• Your instructions
Write every line of the material out exactly as shown.

• Exercise material

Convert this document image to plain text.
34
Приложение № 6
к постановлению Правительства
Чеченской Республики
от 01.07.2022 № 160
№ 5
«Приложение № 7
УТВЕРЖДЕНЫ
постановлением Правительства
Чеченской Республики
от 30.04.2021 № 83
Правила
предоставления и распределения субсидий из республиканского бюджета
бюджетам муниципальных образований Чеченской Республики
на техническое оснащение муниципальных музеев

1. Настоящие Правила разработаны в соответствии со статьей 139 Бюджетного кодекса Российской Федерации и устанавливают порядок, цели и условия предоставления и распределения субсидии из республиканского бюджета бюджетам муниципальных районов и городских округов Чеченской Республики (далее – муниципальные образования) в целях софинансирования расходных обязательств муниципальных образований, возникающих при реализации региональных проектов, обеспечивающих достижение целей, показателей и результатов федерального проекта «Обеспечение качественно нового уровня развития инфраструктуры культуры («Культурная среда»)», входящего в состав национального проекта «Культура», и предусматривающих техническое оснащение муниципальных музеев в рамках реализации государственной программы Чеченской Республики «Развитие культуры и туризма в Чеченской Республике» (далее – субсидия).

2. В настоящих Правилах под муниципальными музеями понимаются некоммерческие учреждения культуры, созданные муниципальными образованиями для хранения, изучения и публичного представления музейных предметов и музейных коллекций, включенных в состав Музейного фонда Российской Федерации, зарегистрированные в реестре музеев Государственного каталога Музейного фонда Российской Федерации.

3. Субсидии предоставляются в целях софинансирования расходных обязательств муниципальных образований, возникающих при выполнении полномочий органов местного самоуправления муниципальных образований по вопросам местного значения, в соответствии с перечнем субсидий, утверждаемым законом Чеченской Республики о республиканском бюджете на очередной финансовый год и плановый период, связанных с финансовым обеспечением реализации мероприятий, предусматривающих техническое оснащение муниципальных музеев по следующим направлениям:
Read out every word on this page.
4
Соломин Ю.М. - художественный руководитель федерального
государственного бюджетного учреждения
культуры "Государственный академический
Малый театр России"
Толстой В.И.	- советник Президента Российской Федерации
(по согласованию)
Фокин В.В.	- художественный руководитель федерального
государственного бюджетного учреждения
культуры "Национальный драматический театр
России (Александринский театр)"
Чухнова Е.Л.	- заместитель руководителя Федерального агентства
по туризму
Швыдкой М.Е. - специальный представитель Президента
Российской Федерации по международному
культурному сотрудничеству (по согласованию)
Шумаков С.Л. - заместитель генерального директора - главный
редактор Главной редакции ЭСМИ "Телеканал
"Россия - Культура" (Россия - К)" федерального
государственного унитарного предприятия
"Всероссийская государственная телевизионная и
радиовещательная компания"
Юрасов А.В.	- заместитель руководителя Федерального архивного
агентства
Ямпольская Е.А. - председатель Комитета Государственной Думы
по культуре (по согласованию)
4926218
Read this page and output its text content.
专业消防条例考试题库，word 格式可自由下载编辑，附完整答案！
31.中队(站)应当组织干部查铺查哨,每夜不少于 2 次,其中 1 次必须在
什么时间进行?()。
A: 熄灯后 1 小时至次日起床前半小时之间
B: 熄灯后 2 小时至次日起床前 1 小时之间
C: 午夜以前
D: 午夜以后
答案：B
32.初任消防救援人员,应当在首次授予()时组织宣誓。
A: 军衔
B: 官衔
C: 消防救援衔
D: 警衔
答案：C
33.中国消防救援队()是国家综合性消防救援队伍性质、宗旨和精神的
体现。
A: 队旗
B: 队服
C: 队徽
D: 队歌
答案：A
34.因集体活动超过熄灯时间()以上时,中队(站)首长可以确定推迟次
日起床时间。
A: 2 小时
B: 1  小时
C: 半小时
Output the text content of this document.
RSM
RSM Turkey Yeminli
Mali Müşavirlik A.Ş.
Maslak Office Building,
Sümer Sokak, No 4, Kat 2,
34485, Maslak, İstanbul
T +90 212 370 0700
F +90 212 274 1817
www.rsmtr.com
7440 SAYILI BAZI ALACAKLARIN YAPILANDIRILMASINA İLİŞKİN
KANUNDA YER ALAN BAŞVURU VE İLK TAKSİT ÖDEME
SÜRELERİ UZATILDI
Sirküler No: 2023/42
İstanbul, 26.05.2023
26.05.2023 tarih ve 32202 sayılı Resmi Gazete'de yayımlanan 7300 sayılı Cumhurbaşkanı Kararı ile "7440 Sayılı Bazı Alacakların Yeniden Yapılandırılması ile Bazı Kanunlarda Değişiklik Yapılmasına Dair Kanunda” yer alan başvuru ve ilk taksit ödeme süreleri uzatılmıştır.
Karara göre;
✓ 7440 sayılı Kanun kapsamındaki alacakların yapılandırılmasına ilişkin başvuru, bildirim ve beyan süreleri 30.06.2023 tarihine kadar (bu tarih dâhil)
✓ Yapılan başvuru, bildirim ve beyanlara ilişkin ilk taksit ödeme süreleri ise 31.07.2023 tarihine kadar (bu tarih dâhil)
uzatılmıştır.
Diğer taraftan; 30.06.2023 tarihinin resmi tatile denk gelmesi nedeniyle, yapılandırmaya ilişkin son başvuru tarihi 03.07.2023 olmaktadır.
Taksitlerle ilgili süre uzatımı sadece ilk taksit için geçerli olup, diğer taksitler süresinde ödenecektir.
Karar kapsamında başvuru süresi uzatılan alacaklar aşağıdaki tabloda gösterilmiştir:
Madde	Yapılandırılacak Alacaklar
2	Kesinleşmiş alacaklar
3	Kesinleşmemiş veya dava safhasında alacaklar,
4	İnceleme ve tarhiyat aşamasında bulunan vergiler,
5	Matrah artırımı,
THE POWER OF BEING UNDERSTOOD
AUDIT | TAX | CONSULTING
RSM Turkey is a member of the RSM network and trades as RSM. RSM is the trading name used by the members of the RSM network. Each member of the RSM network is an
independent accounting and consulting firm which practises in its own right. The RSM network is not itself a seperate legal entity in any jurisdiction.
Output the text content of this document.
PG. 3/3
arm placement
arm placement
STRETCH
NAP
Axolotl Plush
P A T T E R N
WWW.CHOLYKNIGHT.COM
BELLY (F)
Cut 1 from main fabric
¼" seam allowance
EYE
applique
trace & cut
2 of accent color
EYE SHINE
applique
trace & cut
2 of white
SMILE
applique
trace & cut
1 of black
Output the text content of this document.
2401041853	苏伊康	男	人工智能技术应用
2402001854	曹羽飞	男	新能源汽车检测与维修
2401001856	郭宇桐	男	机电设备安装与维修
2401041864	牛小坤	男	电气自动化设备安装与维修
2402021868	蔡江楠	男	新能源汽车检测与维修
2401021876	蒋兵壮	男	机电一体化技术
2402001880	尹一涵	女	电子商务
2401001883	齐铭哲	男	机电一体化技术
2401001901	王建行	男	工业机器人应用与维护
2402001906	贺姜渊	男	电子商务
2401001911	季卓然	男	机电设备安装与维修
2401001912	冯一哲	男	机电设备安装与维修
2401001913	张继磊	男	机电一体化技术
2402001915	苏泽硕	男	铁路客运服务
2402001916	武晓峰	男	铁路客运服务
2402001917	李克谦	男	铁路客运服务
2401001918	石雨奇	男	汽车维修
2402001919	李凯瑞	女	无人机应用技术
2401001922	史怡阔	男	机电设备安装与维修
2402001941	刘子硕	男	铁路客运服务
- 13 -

• Output of the task
Convert this document image to plain text.
34
Приложение № 6
к постановлению Правительства
Чеченской Республики
от 01.07.2022 № 160
№ 5
«Приложение № 7
УТВЕРЖДЕНЫ
постановлением Правительства
Чеченской Республики
от 30.04.2021 № 83
Правила
предоставления и распределения субсидий из республиканского бюджета
бюджетам муниципальных образований Чеченской Республики
на техническое оснащение муниципальных музеев

1. Настоящие Правила разработаны в соответствии со статьей 139 Бюджетного кодекса Российской Федерации и устанавливают порядок, цели и условия предоставления и распределения субсидии из республиканского бюджета бюджетам муниципальных районов и городских округов Чеченской Республики (далее – муниципальные образования) в целях софинансирования расходных обязательств муниципальных образований, возникающих при реализации региональных проектов, обеспечивающих достижение целей, показателей и результатов федерального проекта «Обеспечение качественно нового уровня развития инфраструктуры культуры («Культурная среда»)», входящего в состав национального проекта «Культура», и предусматривающих техническое оснащение муниципальных музеев в рамках реализации государственной программы Чеченской Республики «Развитие культуры и туризма в Чеченской Республике» (далее – субсидия).

2. В настоящих Правилах под муниципальными музеями понимаются некоммерческие учреждения культуры, созданные муниципальными образованиями для хранения, изучения и публичного представления музейных предметов и музейных коллекций, включенных в состав Музейного фонда Российской Федерации, зарегистрированные в реестре музеев Государственного каталога Музейного фонда Российской Федерации.

3. Субсидии предоставляются в целях софинансирования расходных обязательств муниципальных образований, возникающих при выполнении полномочий органов местного самоуправления муниципальных образований по вопросам местного значения, в соответствии с перечнем субсидий, утверждаемым законом Чеченской Республики о республиканском бюджете на очередной финансовый год и плановый период, связанных с финансовым обеспечением реализации мероприятий, предусматривающих техническое оснащение муниципальных музеев по следующим направлениям:
Read out every word on this page.
4
Соломин Ю.М. - художественный руководитель федерального
государственного бюджетного учреждения
культуры "Государственный академический
Малый театр России"
Толстой В.И.	- советник Президента Российской Федерации
(по согласованию)
Фокин В.В.	- художественный руководитель федерального
государственного бюджетного учреждения
культуры "Национальный драматический театр
России (Александринский театр)"
Чухнова Е.Л.	- заместитель руководителя Федерального агентства
по туризму
Швыдкой М.Е. - специальный представитель Президента
Российской Федерации по международному
культурному сотрудничеству (по согласованию)
Шумаков С.Л. - заместитель генерального директора - главный
редактор Главной редакции ЭСМИ "Телеканал
"Россия - Культура" (Россия - К)" федерального
государственного унитарного предприятия
"Всероссийская государственная телевизионная и
радиовещательная компания"
Юрасов А.В.	- заместитель руководителя Федерального архивного
агентства
Ямпольская Е.А. - председатель Комитета Государственной Думы
по культуре (по согласованию)
4926218
Read this page and output its text content.
专业消防条例考试题库，word 格式可自由下载编辑，附完整答案！
31.中队(站)应当组织干部查铺查哨,每夜不少于 2 次,其中 1 次必须在
什么时间进行?()。
A: 熄灯后 1 小时至次日起床前半小时之间
B: 熄灯后 2 小时至次日起床前 1 小时之间
C: 午夜以前
D: 午夜以后
答案：B
32.初任消防救援人员,应当在首次授予()时组织宣誓。
A: 军衔
B: 官衔
C: 消防救援衔
D: 警衔
答案：C
33.中国消防救援队()是国家综合性消防救援队伍性质、宗旨和精神的
体现。
A: 队旗
B: 队服
C: 队徽
D: 队歌
答案：A
34.因集体活动超过熄灯时间()以上时,中队(站)首长可以确定推迟次
日起床时间。
A: 2 小时
B: 1  小时
C: 半小时
Output the text content of this document.
RSM
RSM Turkey Yeminli
Mali Müşavirlik A.Ş.
Maslak Office Building,
Sümer Sokak, No 4, Kat 2,
34485, Maslak, İstanbul
T +90 212 370 0700
F +90 212 274 1817
www.rsmtr.com
7440 SAYILI BAZI ALACAKLARIN YAPILANDIRILMASINA İLİŞKİN
KANUNDA YER ALAN BAŞVURU VE İLK TAKSİT ÖDEME
SÜRELERİ UZATILDI
Sirküler No: 2023/42
İstanbul, 26.05.2023
26.05.2023 tarih ve 32202 sayılı Resmi Gazete'de yayımlanan 7300 sayılı Cumhurbaşkanı Kararı ile "7440 Sayılı Bazı Alacakların Yeniden Yapılandırılması ile Bazı Kanunlarda Değişiklik Yapılmasına Dair Kanunda” yer alan başvuru ve ilk taksit ödeme süreleri uzatılmıştır.
Karara göre;
✓ 7440 sayılı Kanun kapsamındaki alacakların yapılandırılmasına ilişkin başvuru, bildirim ve beyan süreleri 30.06.2023 tarihine kadar (bu tarih dâhil)
✓ Yapılan başvuru, bildirim ve beyanlara ilişkin ilk taksit ödeme süreleri ise 31.07.2023 tarihine kadar (bu tarih dâhil)
uzatılmıştır.
Diğer taraftan; 30.06.2023 tarihinin resmi tatile denk gelmesi nedeniyle, yapılandırmaya ilişkin son başvuru tarihi 03.07.2023 olmaktadır.
Taksitlerle ilgili süre uzatımı sadece ilk taksit için geçerli olup, diğer taksitler süresinde ödenecektir.
Karar kapsamında başvuru süresi uzatılan alacaklar aşağıdaki tabloda gösterilmiştir:
Madde	Yapılandırılacak Alacaklar
2	Kesinleşmiş alacaklar
3	Kesinleşmemiş veya dava safhasında alacaklar,
4	İnceleme ve tarhiyat aşamasında bulunan vergiler,
5	Matrah artırımı,
THE POWER OF BEING UNDERSTOOD
AUDIT | TAX | CONSULTING
RSM Turkey is a member of the RSM network and trades as RSM. RSM is the trading name used by the members of the RSM network. Each member of the RSM network is an
independent accounting and consulting firm which practises in its own right. The RSM network is not itself a seperate legal entity in any jurisdiction.
Output the text content of this document.
PG. 3/3
arm placement
arm placement
STRETCH
NAP
Axolotl Plush
P A T T E R N
WWW.CHOLYKNIGHT.COM
BELLY (F)
Cut 1 from main fabric
¼" seam allowance
EYE
applique
trace & cut
2 of accent color
EYE SHINE
applique
trace & cut
2 of white
SMILE
applique
trace & cut
1 of black
Output the text content of this document.
2401041853	苏伊康	男	人工智能技术应用
2402001854	曹羽飞	男	新能源汽车检测与维修
2401001856	郭宇桐	男	机电设备安装与维修
2401041864	牛小坤	男	电气自动化设备安装与维修
2402021868	蔡江楠	男	新能源汽车检测与维修
2401021876	蒋兵壮	男	机电一体化技术
2402001880	尹一涵	女	电子商务
2401001883	齐铭哲	男	机电一体化技术
2401001901	王建行	男	工业机器人应用与维护
2402001906	贺姜渊	男	电子商务
2401001911	季卓然	男	机电设备安装与维修
2401001912	冯一哲	男	机电设备安装与维修
2401001913	张继磊	男	机电一体化技术
2402001915	苏泽硕	男	铁路客运服务
2402001916	武晓峰	男	铁路客运服务
2402001917	李克谦	男	铁路客运服务
2401001918	石雨奇	男	汽车维修
2402001919	李凯瑞	女	无人机应用技术
2401001922	史怡阔	男	机电设备安装与维修
2402001941	刘子硕	男	铁路客运服务
- 13 -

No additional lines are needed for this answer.